▸ EXERCISE DIRECTIONS: Repeat each record exactly as written, and drop any images.

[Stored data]
-- start --
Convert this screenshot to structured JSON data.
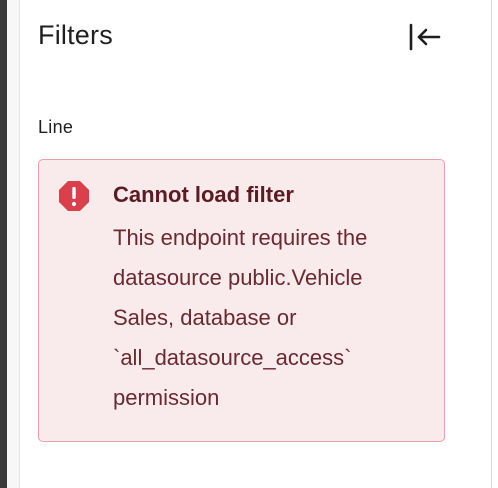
{
  "panel": {
    "title": "Filters",
    "collapse_icon": "collapse-left-icon"
  },
  "filter": {
    "label": "Line",
    "error": {
      "icon": "error-octagon-icon",
      "title": "Cannot load filter",
      "message": "This endpoint requires the\ndatasource public.Vehicle\nSales, database or\n`all_datasource_access`\npermission"
    }
  },
  "colors": {
    "alert_background": "#f9eaec",
    "alert_border": "#e9a0a8",
    "alert_icon": "#d9404c",
    "alert_text": "#6a2a31"
  }
}
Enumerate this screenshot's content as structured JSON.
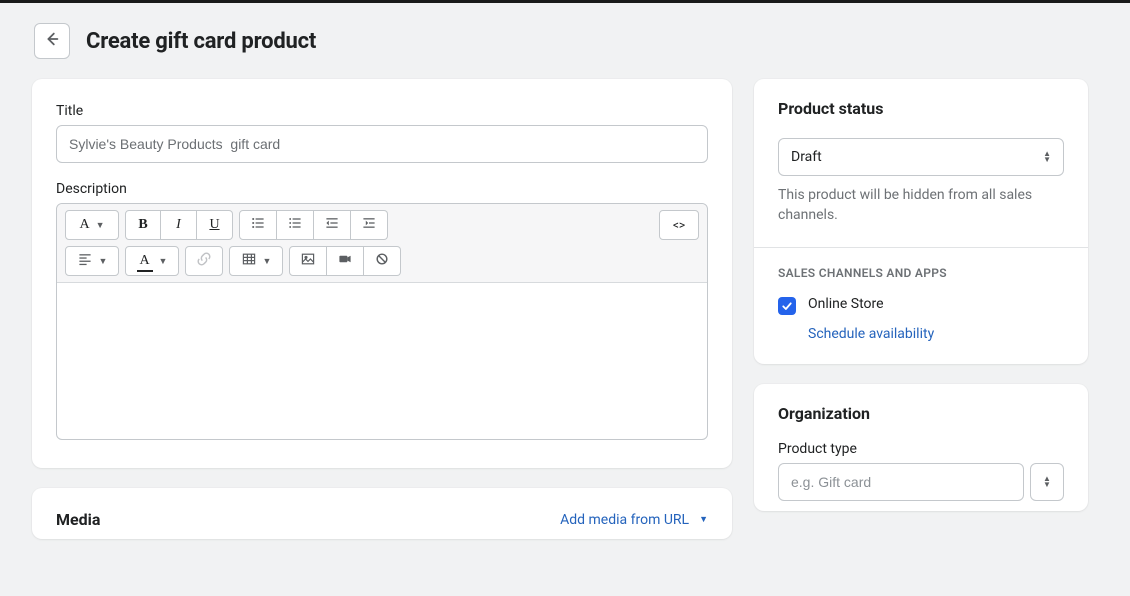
{
  "header": {
    "page_title": "Create gift card product"
  },
  "main": {
    "title_label": "Title",
    "title_value": "Sylvie's Beauty Products  gift card",
    "description_label": "Description",
    "media": {
      "section_title": "Media",
      "add_url_label": "Add media from URL"
    }
  },
  "sidebar": {
    "status": {
      "title": "Product status",
      "selected": "Draft",
      "helper": "This product will be hidden from all sales channels."
    },
    "channels": {
      "heading": "SALES CHANNELS AND APPS",
      "items": [
        {
          "label": "Online Store",
          "checked": true,
          "sub_link": "Schedule availability"
        }
      ]
    },
    "organization": {
      "title": "Organization",
      "product_type_label": "Product type",
      "product_type_placeholder": "e.g. Gift card"
    }
  }
}
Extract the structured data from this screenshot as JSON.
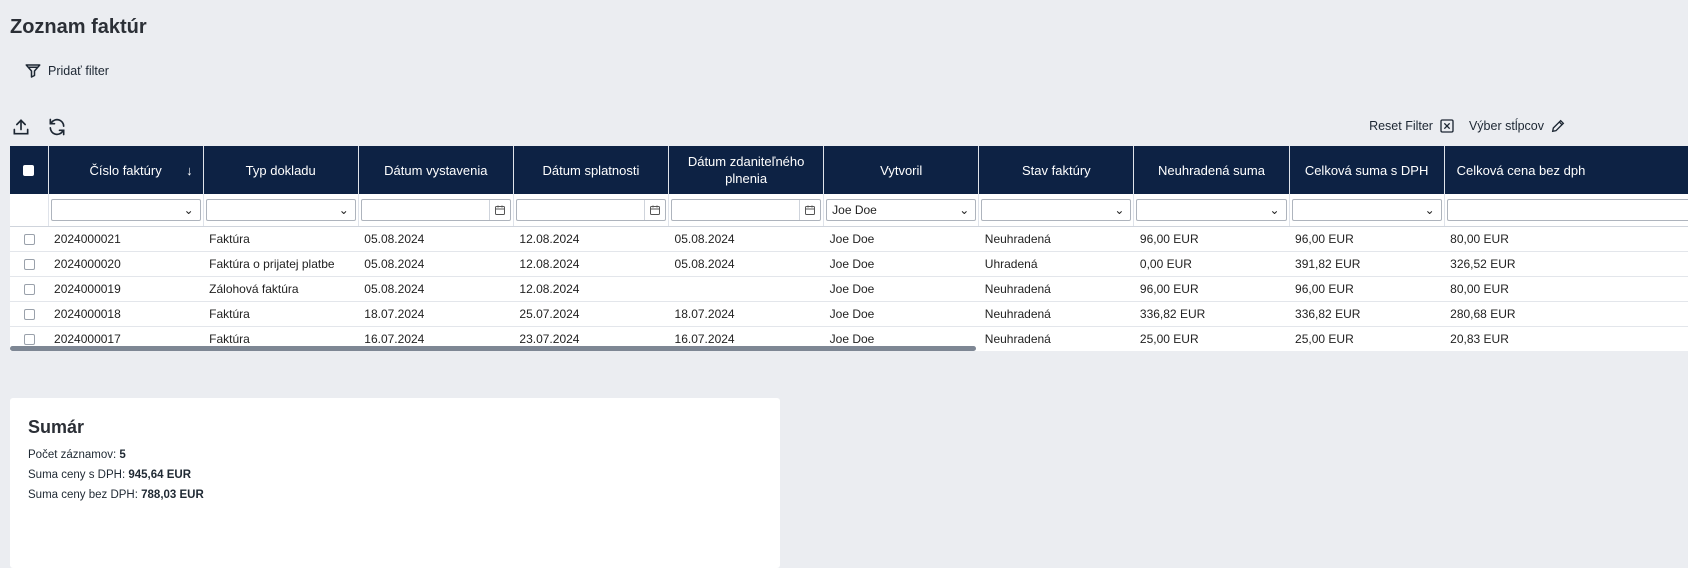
{
  "page_title": "Zoznam faktúr",
  "add_filter_label": "Pridať filter",
  "toolbar": {
    "export_icon": "upload-icon",
    "refresh_icon": "refresh-icon",
    "reset_filter_label": "Reset Filter",
    "column_select_label": "Výber stĺpcov"
  },
  "columns": [
    "Číslo faktúry",
    "Typ dokladu",
    "Dátum vystavenia",
    "Dátum splatnosti",
    "Dátum zdaniteľného plnenia",
    "Vytvoril",
    "Stav faktúry",
    "Neuhradená suma",
    "Celková suma s DPH",
    "Celková cena bez dph"
  ],
  "filters": {
    "vytvoril": "Joe Doe"
  },
  "rows": [
    [
      "2024000021",
      "Faktúra",
      "05.08.2024",
      "12.08.2024",
      "05.08.2024",
      "Joe Doe",
      "Neuhradená",
      "96,00 EUR",
      "96,00 EUR",
      "80,00 EUR"
    ],
    [
      "2024000020",
      "Faktúra o prijatej platbe",
      "05.08.2024",
      "12.08.2024",
      "05.08.2024",
      "Joe Doe",
      "Uhradená",
      "0,00 EUR",
      "391,82 EUR",
      "326,52 EUR"
    ],
    [
      "2024000019",
      "Zálohová faktúra",
      "05.08.2024",
      "12.08.2024",
      "",
      "Joe Doe",
      "Neuhradená",
      "96,00 EUR",
      "96,00 EUR",
      "80,00 EUR"
    ],
    [
      "2024000018",
      "Faktúra",
      "18.07.2024",
      "25.07.2024",
      "18.07.2024",
      "Joe Doe",
      "Neuhradená",
      "336,82 EUR",
      "336,82 EUR",
      "280,68 EUR"
    ],
    [
      "2024000017",
      "Faktúra",
      "16.07.2024",
      "23.07.2024",
      "16.07.2024",
      "Joe Doe",
      "Neuhradená",
      "25,00 EUR",
      "25,00 EUR",
      "20,83 EUR"
    ]
  ],
  "summary": {
    "title": "Sumár",
    "count_label": "Počet záznamov:",
    "count_value": "5",
    "with_vat_label": "Suma ceny s DPH:",
    "with_vat_value": "945,64 EUR",
    "without_vat_label": "Suma ceny bez DPH:",
    "without_vat_value": "788,03 EUR"
  },
  "colors": {
    "header_bg": "#0d2244",
    "page_bg": "#ebedf1"
  }
}
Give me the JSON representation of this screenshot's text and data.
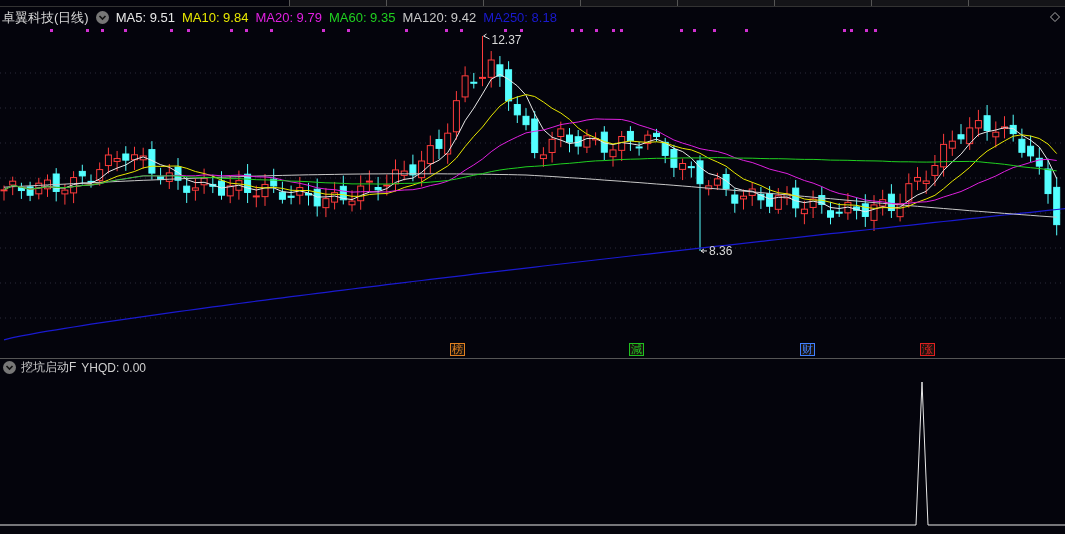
{
  "chart": {
    "title": "卓翼科技(日线)",
    "moving_averages": [
      {
        "text": "MA5: 9.51",
        "color": "#e8e8e8"
      },
      {
        "text": "MA10: 9.84",
        "color": "#e8e800"
      },
      {
        "text": "MA20: 9.79",
        "color": "#e020e0"
      },
      {
        "text": "MA60: 9.35",
        "color": "#20d020"
      },
      {
        "text": "MA120: 9.42",
        "color": "#c8c8c8"
      },
      {
        "text": "MA250: 8.18",
        "color": "#1a1ad0"
      }
    ],
    "high_label": "12.37",
    "low_label": "8.36",
    "event_markers": [
      {
        "text": "榜",
        "color": "#e08020"
      },
      {
        "text": "減",
        "color": "#20c020"
      },
      {
        "text": "财",
        "color": "#4080ff"
      },
      {
        "text": "涨",
        "color": "#e02020"
      }
    ]
  },
  "indicator": {
    "name": "挖坑启动F",
    "reading": "YHQD: 0.00"
  }
}
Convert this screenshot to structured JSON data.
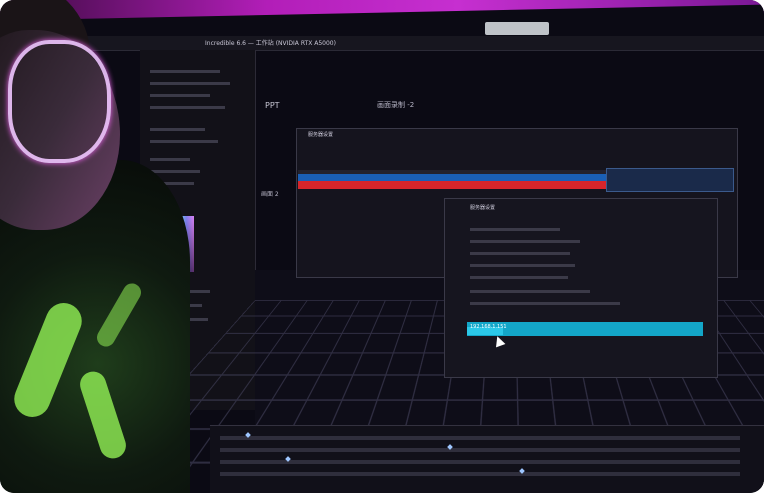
{
  "window_title": "Incredible 6.6 — 工作站 (NVIDIA RTX A5000)",
  "labels": {
    "ppt": "PPT",
    "scene": "画面录制 -2",
    "screen2": "画面 2",
    "dialog1": "服务器设置",
    "dialog2": "服务器设置",
    "ip": "192.168.1.151"
  }
}
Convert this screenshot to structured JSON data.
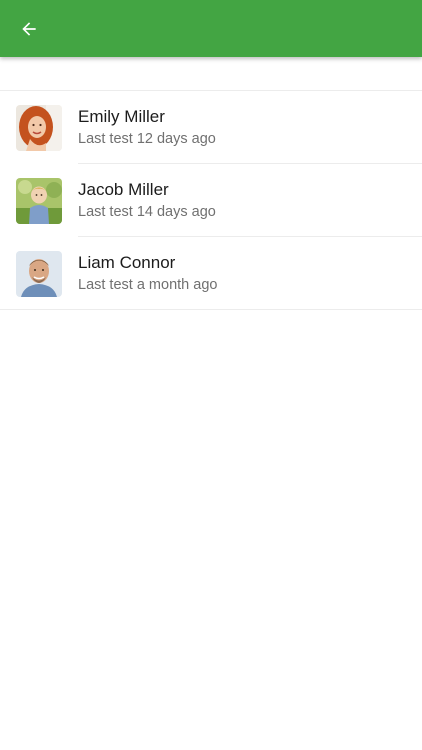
{
  "appbar": {
    "color": "#43a543",
    "back_icon": "arrow-left-icon"
  },
  "people": [
    {
      "name": "Emily Miller",
      "last_test": "Last test 12 days ago",
      "avatar": "photo-red-haired-woman"
    },
    {
      "name": "Jacob Miller",
      "last_test": "Last test 14 days ago",
      "avatar": "photo-boy-outdoors"
    },
    {
      "name": "Liam Connor",
      "last_test": "Last test a month ago",
      "avatar": "photo-smiling-man"
    }
  ]
}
-- end --
▸ COMPLETED EXERCISE:
Convert this screenshot to structured JSON data.
{
  "panel": {
    "title": "Filters",
    "collapse_icon": "collapse-left-icon"
  },
  "filter": {
    "label": "Line",
    "error": {
      "icon": "error-octagon-icon",
      "title": "Cannot load filter",
      "message": "This endpoint requires the\ndatasource public.Vehicle\nSales, database or\n`all_datasource_access`\npermission"
    }
  },
  "colors": {
    "alert_background": "#f9eaec",
    "alert_border": "#e9a0a8",
    "alert_icon": "#d9404c",
    "alert_text": "#6a2a31"
  }
}
Enumerate this screenshot's content as structured JSON.
{
  "header": {
    "page_title": "Create gift card product"
  },
  "main": {
    "title_label": "Title",
    "title_value": "Sylvie's Beauty Products  gift card",
    "description_label": "Description",
    "media": {
      "section_title": "Media",
      "add_url_label": "Add media from URL"
    }
  },
  "sidebar": {
    "status": {
      "title": "Product status",
      "selected": "Draft",
      "helper": "This product will be hidden from all sales channels."
    },
    "channels": {
      "heading": "SALES CHANNELS AND APPS",
      "items": [
        {
          "label": "Online Store",
          "checked": true,
          "sub_link": "Schedule availability"
        }
      ]
    },
    "organization": {
      "title": "Organization",
      "product_type_label": "Product type",
      "product_type_placeholder": "e.g. Gift card"
    }
  }
}
Extract the structured data from this screenshot as JSON.
{
  "page_title": "Zoznam faktúr",
  "add_filter_label": "Pridať filter",
  "toolbar": {
    "export_icon": "upload-icon",
    "refresh_icon": "refresh-icon",
    "reset_filter_label": "Reset Filter",
    "column_select_label": "Výber stĺpcov"
  },
  "columns": [
    "Číslo faktúry",
    "Typ dokladu",
    "Dátum vystavenia",
    "Dátum splatnosti",
    "Dátum zdaniteľného plnenia",
    "Vytvoril",
    "Stav faktúry",
    "Neuhradená suma",
    "Celková suma s DPH",
    "Celková cena bez dph"
  ],
  "filters": {
    "vytvoril": "Joe Doe"
  },
  "rows": [
    [
      "2024000021",
      "Faktúra",
      "05.08.2024",
      "12.08.2024",
      "05.08.2024",
      "Joe Doe",
      "Neuhradená",
      "96,00 EUR",
      "96,00 EUR",
      "80,00 EUR"
    ],
    [
      "2024000020",
      "Faktúra o prijatej platbe",
      "05.08.2024",
      "12.08.2024",
      "05.08.2024",
      "Joe Doe",
      "Uhradená",
      "0,00 EUR",
      "391,82 EUR",
      "326,52 EUR"
    ],
    [
      "2024000019",
      "Zálohová faktúra",
      "05.08.2024",
      "12.08.2024",
      "",
      "Joe Doe",
      "Neuhradená",
      "96,00 EUR",
      "96,00 EUR",
      "80,00 EUR"
    ],
    [
      "2024000018",
      "Faktúra",
      "18.07.2024",
      "25.07.2024",
      "18.07.2024",
      "Joe Doe",
      "Neuhradená",
      "336,82 EUR",
      "336,82 EUR",
      "280,68 EUR"
    ],
    [
      "2024000017",
      "Faktúra",
      "16.07.2024",
      "23.07.2024",
      "16.07.2024",
      "Joe Doe",
      "Neuhradená",
      "25,00 EUR",
      "25,00 EUR",
      "20,83 EUR"
    ]
  ],
  "summary": {
    "title": "Sumár",
    "count_label": "Počet záznamov:",
    "count_value": "5",
    "with_vat_label": "Suma ceny s DPH:",
    "with_vat_value": "945,64 EUR",
    "without_vat_label": "Suma ceny bez DPH:",
    "without_vat_value": "788,03 EUR"
  },
  "colors": {
    "header_bg": "#0d2244",
    "page_bg": "#ebedf1"
  }
}
Give me the JSON representation of this screenshot's text and data.
{
  "chart": {
    "title": "卓翼科技(日线)",
    "moving_averages": [
      {
        "text": "MA5: 9.51",
        "color": "#e8e8e8"
      },
      {
        "text": "MA10: 9.84",
        "color": "#e8e800"
      },
      {
        "text": "MA20: 9.79",
        "color": "#e020e0"
      },
      {
        "text": "MA60: 9.35",
        "color": "#20d020"
      },
      {
        "text": "MA120: 9.42",
        "color": "#c8c8c8"
      },
      {
        "text": "MA250: 8.18",
        "color": "#1a1ad0"
      }
    ],
    "high_label": "12.37",
    "low_label": "8.36",
    "event_markers": [
      {
        "text": "榜",
        "color": "#e08020"
      },
      {
        "text": "減",
        "color": "#20c020"
      },
      {
        "text": "财",
        "color": "#4080ff"
      },
      {
        "text": "涨",
        "color": "#e02020"
      }
    ]
  },
  "indicator": {
    "name": "挖坑启动F",
    "reading": "YHQD: 0.00"
  }
}
Convert this screenshot to structured JSON data.
{
  "window_title": "Incredible 6.6 — 工作站 (NVIDIA RTX A5000)",
  "labels": {
    "ppt": "PPT",
    "scene": "画面录制 -2",
    "screen2": "画面 2",
    "dialog1": "服务器设置",
    "dialog2": "服务器设置",
    "ip": "192.168.1.151"
  }
}
Convert this screenshot to structured JSON data.
{
  "appbar": {
    "color": "#43a543",
    "back_icon": "arrow-left-icon"
  },
  "people": [
    {
      "name": "Emily Miller",
      "last_test": "Last test 12 days ago",
      "avatar": "photo-red-haired-woman"
    },
    {
      "name": "Jacob Miller",
      "last_test": "Last test 14 days ago",
      "avatar": "photo-boy-outdoors"
    },
    {
      "name": "Liam Connor",
      "last_test": "Last test a month ago",
      "avatar": "photo-smiling-man"
    }
  ]
}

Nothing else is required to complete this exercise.